= Description of the task =
Each record below should be repeated precisely as written.

= The data =
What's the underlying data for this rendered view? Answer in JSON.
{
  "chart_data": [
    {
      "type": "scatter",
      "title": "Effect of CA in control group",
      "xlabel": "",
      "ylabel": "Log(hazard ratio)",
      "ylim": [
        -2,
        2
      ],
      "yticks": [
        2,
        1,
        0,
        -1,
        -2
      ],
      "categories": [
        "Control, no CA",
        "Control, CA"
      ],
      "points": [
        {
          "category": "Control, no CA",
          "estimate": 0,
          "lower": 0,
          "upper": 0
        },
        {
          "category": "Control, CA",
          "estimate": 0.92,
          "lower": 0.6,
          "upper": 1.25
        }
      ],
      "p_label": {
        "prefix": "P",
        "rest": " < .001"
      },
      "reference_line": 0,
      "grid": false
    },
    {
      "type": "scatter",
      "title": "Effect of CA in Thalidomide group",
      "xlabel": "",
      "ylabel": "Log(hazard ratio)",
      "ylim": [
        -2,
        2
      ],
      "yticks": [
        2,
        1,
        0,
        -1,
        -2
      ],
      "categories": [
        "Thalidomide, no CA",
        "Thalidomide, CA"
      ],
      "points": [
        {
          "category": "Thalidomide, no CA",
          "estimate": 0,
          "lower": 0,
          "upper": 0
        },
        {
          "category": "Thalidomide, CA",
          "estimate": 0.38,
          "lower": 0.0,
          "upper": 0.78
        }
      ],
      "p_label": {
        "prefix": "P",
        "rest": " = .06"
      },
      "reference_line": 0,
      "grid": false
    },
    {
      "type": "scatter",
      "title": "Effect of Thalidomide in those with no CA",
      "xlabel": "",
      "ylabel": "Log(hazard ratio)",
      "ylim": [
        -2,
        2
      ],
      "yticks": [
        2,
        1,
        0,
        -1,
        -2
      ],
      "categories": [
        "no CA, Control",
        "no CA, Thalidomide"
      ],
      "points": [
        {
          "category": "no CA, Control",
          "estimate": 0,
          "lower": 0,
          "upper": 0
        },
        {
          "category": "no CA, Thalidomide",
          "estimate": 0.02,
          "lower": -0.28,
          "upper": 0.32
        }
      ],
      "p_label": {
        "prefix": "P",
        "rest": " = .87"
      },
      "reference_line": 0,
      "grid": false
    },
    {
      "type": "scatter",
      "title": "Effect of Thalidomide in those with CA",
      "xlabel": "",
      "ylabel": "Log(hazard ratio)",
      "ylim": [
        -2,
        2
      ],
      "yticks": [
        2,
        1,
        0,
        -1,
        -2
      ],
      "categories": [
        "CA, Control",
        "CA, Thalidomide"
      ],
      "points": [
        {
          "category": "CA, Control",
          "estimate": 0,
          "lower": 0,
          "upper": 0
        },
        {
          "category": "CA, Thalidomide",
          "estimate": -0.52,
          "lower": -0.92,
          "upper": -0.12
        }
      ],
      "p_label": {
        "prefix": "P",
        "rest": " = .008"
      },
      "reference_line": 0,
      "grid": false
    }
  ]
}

= Finished exercise =
What's the underlying data for this rendered view? Answer in JSON.
{
  "chart_data": [
    {
      "type": "scatter",
      "title": "Effect of CA in control group",
      "xlabel": "",
      "ylabel": "Log(hazard ratio)",
      "ylim": [
        -2,
        2
      ],
      "yticks": [
        2,
        1,
        0,
        -1,
        -2
      ],
      "categories": [
        "Control, no CA",
        "Control, CA"
      ],
      "points": [
        {
          "category": "Control, no CA",
          "estimate": 0,
          "lower": 0,
          "upper": 0
        },
        {
          "category": "Control, CA",
          "estimate": 0.92,
          "lower": 0.6,
          "upper": 1.25
        }
      ],
      "p_label": {
        "prefix": "P",
        "rest": " < .001"
      },
      "reference_line": 0,
      "grid": false
    },
    {
      "type": "scatter",
      "title": "Effect of CA in Thalidomide group",
      "xlabel": "",
      "ylabel": "Log(hazard ratio)",
      "ylim": [
        -2,
        2
      ],
      "yticks": [
        2,
        1,
        0,
        -1,
        -2
      ],
      "categories": [
        "Thalidomide, no CA",
        "Thalidomide, CA"
      ],
      "points": [
        {
          "category": "Thalidomide, no CA",
          "estimate": 0,
          "lower": 0,
          "upper": 0
        },
        {
          "category": "Thalidomide, CA",
          "estimate": 0.38,
          "lower": 0.0,
          "upper": 0.78
        }
      ],
      "p_label": {
        "prefix": "P",
        "rest": " = .06"
      },
      "reference_line": 0,
      "grid": false
    },
    {
      "type": "scatter",
      "title": "Effect of Thalidomide in those with no CA",
      "xlabel": "",
      "ylabel": "Log(hazard ratio)",
      "ylim": [
        -2,
        2
      ],
      "yticks": [
        2,
        1,
        0,
        -1,
        -2
      ],
      "categories": [
        "no CA, Control",
        "no CA, Thalidomide"
      ],
      "points": [
        {
          "category": "no CA, Control",
          "estimate": 0,
          "lower": 0,
          "upper": 0
        },
        {
          "category": "no CA, Thalidomide",
          "estimate": 0.02,
          "lower": -0.28,
          "upper": 0.32
        }
      ],
      "p_label": {
        "prefix": "P",
        "rest": " = .87"
      },
      "reference_line": 0,
      "grid": false
    },
    {
      "type": "scatter",
      "title": "Effect of Thalidomide in those with CA",
      "xlabel": "",
      "ylabel": "Log(hazard ratio)",
      "ylim": [
        -2,
        2
      ],
      "yticks": [
        2,
        1,
        0,
        -1,
        -2
      ],
      "categories": [
        "CA, Control",
        "CA, Thalidomide"
      ],
      "points": [
        {
          "category": "CA, Control",
          "estimate": 0,
          "lower": 0,
          "upper": 0
        },
        {
          "category": "CA, Thalidomide",
          "estimate": -0.52,
          "lower": -0.92,
          "upper": -0.12
        }
      ],
      "p_label": {
        "prefix": "P",
        "rest": " = .008"
      },
      "reference_line": 0,
      "grid": false
    }
  ]
}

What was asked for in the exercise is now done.